What the task asks:
Tell how many lines in the data below hold the string "JSON"; give nothing but the number.

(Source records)

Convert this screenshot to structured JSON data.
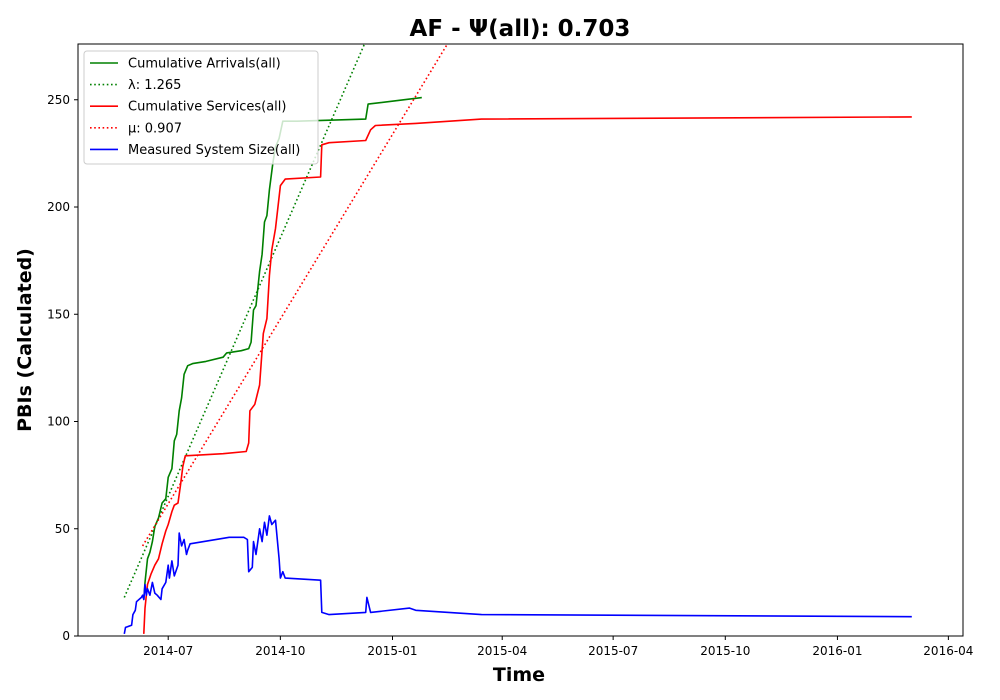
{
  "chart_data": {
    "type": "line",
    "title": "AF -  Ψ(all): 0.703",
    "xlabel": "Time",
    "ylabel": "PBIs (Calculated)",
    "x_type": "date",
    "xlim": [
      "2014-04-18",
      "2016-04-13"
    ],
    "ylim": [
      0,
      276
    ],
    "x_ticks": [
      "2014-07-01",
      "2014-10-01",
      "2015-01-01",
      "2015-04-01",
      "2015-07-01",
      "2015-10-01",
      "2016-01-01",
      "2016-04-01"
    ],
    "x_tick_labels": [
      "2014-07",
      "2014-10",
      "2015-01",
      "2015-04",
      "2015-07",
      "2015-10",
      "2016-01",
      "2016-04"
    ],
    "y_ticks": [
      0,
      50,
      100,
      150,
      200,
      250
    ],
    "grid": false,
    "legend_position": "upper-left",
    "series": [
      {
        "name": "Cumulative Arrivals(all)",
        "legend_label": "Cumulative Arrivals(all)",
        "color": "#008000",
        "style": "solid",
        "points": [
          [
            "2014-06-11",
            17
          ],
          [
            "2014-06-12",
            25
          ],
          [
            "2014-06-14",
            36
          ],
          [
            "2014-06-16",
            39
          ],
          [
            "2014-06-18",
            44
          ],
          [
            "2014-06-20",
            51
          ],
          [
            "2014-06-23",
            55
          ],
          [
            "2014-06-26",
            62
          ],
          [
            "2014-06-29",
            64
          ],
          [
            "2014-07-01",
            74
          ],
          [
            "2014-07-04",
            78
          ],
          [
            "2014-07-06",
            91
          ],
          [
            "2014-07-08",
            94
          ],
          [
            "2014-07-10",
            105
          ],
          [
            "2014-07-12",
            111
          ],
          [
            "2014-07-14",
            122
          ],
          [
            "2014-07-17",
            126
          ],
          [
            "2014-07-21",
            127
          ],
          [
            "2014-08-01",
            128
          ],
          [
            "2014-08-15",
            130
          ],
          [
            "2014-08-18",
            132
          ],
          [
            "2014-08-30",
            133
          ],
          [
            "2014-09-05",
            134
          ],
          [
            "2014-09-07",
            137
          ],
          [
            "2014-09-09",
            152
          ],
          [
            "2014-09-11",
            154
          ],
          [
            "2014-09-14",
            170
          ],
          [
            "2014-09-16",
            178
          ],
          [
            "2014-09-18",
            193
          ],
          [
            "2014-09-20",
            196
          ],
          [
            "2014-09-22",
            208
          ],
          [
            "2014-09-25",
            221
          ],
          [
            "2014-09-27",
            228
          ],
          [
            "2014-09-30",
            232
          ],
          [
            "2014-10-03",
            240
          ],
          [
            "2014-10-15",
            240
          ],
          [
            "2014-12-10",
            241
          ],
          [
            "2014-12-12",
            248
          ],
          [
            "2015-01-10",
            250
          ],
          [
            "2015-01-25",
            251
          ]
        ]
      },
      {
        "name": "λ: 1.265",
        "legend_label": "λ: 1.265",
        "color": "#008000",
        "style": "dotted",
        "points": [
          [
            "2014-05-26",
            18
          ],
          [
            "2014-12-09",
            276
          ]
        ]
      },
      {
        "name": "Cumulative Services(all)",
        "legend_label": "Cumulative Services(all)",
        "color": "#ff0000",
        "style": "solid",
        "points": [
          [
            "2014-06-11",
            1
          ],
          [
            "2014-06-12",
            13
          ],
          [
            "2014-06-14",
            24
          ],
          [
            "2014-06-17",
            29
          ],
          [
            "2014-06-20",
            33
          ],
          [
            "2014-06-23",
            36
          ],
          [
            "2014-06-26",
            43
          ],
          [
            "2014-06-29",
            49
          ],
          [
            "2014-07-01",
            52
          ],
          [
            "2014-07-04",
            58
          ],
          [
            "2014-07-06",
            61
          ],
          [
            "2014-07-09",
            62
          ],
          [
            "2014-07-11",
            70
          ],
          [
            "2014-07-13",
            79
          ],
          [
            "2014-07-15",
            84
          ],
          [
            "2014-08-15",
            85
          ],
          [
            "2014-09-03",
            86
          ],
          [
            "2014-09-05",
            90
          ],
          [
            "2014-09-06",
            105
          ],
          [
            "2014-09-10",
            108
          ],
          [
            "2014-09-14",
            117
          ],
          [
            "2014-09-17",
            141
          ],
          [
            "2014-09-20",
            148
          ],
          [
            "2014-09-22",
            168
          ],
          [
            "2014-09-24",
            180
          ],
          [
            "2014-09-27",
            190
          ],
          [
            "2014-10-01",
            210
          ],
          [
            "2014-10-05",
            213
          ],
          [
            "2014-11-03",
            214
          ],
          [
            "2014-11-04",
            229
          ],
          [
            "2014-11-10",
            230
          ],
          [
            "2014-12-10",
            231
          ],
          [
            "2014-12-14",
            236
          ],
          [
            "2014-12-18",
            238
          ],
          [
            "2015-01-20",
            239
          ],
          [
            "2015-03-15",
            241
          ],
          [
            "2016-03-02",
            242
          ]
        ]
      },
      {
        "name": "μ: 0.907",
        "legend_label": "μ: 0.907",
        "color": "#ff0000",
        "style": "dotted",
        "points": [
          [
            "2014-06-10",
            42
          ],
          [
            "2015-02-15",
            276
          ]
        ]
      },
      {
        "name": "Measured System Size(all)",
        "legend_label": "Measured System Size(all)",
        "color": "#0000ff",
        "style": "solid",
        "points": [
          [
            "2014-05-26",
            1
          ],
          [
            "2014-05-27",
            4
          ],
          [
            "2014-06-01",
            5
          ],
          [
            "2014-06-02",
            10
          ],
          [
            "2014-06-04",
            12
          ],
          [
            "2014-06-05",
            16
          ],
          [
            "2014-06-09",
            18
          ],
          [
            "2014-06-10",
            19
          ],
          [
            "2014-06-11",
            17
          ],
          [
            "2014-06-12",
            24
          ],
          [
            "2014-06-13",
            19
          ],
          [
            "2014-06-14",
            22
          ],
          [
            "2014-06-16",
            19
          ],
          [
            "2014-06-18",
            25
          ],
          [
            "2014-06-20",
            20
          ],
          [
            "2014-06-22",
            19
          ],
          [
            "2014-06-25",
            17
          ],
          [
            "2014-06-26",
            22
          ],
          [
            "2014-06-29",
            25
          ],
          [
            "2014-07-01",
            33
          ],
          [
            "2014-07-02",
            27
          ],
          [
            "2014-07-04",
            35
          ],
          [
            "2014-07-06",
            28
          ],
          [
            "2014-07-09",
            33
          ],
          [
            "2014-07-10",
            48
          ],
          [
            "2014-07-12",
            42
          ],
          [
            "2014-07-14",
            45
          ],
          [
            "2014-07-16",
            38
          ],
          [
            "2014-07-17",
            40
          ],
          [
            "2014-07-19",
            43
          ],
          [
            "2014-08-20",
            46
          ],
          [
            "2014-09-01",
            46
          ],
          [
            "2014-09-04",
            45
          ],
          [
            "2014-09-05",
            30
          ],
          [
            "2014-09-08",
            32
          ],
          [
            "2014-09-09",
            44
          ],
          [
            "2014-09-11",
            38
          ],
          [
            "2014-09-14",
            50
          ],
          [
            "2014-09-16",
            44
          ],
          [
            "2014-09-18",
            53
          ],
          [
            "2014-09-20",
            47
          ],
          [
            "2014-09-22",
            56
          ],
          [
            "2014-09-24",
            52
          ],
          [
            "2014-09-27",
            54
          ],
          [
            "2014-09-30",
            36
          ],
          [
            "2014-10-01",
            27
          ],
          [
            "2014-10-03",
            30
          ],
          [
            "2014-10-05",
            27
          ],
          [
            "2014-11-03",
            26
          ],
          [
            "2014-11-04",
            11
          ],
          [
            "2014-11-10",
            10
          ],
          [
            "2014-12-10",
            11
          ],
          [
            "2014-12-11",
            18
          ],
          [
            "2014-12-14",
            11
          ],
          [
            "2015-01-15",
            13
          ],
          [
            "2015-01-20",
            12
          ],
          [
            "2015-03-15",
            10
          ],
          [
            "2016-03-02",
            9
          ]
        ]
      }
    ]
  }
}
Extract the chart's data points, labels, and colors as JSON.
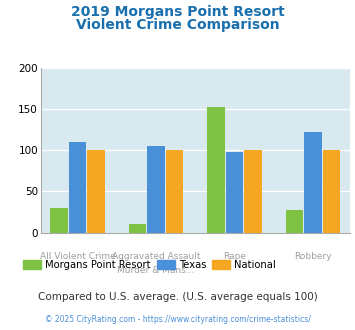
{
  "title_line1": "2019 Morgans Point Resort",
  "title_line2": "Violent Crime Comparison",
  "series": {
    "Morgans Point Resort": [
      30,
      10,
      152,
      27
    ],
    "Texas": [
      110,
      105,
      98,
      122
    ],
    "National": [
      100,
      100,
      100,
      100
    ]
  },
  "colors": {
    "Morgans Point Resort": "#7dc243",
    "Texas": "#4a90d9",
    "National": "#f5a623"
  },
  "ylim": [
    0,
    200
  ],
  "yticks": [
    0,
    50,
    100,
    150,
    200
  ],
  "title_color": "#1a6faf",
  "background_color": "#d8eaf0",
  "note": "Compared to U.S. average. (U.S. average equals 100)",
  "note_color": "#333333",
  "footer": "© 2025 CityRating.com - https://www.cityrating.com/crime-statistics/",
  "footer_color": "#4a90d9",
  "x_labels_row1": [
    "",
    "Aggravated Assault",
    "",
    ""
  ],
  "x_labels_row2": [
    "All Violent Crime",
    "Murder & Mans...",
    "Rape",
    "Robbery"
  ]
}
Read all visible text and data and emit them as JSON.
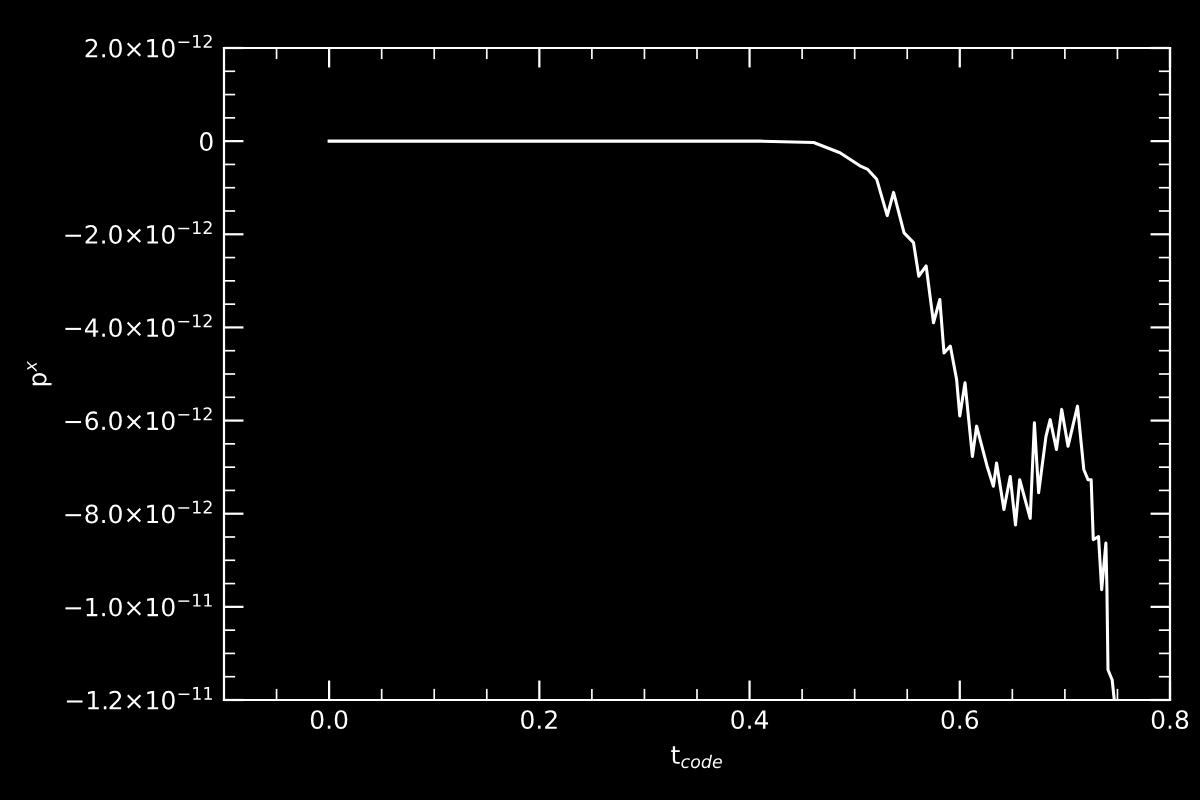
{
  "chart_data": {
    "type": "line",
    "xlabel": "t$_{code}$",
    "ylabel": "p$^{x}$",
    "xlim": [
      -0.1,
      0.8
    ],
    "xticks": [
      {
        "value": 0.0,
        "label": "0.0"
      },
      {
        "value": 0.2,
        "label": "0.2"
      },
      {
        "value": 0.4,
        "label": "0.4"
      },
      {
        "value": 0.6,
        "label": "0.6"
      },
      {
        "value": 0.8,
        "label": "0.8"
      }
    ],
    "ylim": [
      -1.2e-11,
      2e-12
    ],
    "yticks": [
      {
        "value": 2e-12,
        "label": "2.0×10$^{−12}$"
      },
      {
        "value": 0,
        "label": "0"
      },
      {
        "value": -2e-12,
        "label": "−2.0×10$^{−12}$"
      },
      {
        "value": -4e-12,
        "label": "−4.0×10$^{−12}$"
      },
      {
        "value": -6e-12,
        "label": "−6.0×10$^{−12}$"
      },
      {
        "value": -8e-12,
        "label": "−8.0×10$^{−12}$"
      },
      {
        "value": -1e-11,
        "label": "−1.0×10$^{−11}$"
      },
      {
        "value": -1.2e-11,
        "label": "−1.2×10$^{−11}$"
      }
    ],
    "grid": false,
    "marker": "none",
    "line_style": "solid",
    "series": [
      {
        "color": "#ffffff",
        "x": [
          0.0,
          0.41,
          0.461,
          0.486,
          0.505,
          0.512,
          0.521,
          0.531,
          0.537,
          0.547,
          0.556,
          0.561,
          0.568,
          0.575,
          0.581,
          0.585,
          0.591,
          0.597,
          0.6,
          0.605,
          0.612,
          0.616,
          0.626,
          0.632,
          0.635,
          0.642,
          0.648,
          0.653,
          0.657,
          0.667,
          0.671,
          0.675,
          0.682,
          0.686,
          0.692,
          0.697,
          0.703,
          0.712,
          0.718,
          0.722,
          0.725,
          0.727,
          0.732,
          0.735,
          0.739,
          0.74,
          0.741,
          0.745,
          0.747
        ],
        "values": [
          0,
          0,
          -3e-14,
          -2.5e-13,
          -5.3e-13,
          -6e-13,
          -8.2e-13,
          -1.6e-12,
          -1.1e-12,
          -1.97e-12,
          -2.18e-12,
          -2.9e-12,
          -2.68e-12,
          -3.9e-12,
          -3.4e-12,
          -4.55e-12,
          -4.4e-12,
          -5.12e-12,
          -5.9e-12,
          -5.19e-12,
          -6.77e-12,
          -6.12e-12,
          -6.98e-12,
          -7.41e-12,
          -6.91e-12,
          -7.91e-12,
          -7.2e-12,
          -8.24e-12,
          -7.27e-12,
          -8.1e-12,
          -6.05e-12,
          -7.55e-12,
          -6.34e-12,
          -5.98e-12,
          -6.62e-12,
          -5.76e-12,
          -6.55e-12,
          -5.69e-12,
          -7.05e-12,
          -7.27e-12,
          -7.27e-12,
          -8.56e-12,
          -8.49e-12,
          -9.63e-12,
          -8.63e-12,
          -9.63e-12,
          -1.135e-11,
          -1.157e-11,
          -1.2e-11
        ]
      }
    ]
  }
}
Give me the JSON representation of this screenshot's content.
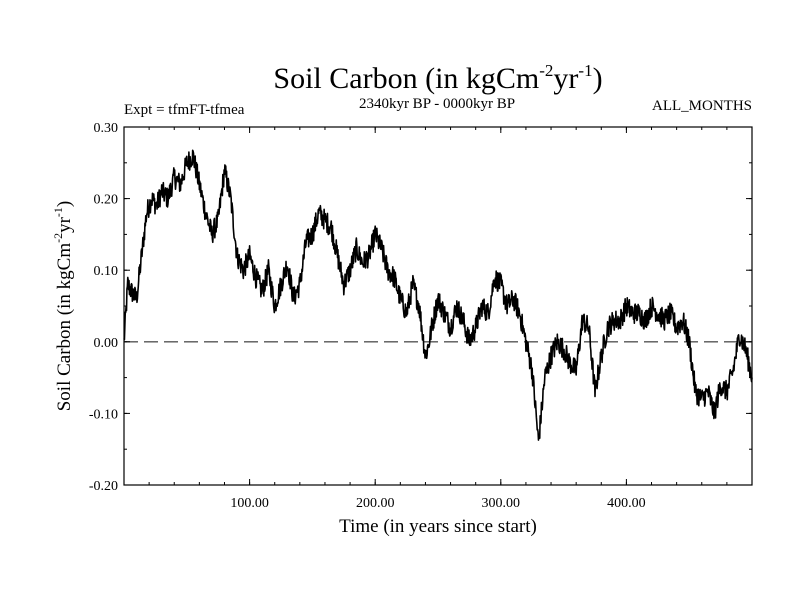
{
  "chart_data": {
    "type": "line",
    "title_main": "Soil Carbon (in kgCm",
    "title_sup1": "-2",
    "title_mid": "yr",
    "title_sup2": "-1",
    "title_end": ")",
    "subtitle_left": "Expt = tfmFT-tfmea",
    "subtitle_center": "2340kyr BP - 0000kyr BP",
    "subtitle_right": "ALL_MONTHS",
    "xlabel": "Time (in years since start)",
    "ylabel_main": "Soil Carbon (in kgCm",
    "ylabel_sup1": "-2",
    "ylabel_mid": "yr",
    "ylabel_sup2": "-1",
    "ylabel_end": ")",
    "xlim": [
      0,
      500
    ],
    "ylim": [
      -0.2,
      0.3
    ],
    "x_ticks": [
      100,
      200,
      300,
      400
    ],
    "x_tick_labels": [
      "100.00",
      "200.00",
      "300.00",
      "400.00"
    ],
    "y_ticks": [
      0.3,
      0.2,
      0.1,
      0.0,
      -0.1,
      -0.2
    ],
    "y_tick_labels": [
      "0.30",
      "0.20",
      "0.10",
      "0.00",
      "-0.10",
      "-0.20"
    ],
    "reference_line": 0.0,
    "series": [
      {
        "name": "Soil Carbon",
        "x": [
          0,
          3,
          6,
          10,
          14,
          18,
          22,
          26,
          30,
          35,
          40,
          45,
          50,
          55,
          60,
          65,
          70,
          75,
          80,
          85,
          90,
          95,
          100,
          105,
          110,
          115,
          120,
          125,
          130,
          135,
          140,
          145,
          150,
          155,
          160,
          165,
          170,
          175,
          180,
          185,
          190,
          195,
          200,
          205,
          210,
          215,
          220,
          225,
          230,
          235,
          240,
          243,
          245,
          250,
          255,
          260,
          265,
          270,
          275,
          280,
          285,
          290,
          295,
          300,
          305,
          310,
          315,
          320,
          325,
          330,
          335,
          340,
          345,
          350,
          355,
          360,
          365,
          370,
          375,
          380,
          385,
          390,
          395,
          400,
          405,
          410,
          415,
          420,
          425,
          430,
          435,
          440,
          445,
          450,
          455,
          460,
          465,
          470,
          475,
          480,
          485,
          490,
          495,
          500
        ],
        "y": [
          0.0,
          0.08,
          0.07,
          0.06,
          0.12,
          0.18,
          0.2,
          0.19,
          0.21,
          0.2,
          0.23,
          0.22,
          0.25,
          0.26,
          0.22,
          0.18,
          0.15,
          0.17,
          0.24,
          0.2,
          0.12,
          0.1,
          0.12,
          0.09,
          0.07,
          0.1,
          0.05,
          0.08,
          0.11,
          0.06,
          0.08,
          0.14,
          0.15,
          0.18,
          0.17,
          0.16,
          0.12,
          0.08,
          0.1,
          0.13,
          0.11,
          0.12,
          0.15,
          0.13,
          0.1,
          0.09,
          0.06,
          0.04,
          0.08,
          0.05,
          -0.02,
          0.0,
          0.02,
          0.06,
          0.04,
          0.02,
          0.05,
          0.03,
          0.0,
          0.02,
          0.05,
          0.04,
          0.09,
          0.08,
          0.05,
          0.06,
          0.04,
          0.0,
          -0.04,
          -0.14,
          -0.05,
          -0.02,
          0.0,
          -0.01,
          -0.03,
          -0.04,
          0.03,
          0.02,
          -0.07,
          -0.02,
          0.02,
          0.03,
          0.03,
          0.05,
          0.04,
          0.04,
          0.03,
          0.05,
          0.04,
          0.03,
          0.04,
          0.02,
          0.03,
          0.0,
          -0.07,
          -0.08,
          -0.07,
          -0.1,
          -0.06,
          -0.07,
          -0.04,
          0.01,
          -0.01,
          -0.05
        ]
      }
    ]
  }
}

Exercise answer:
4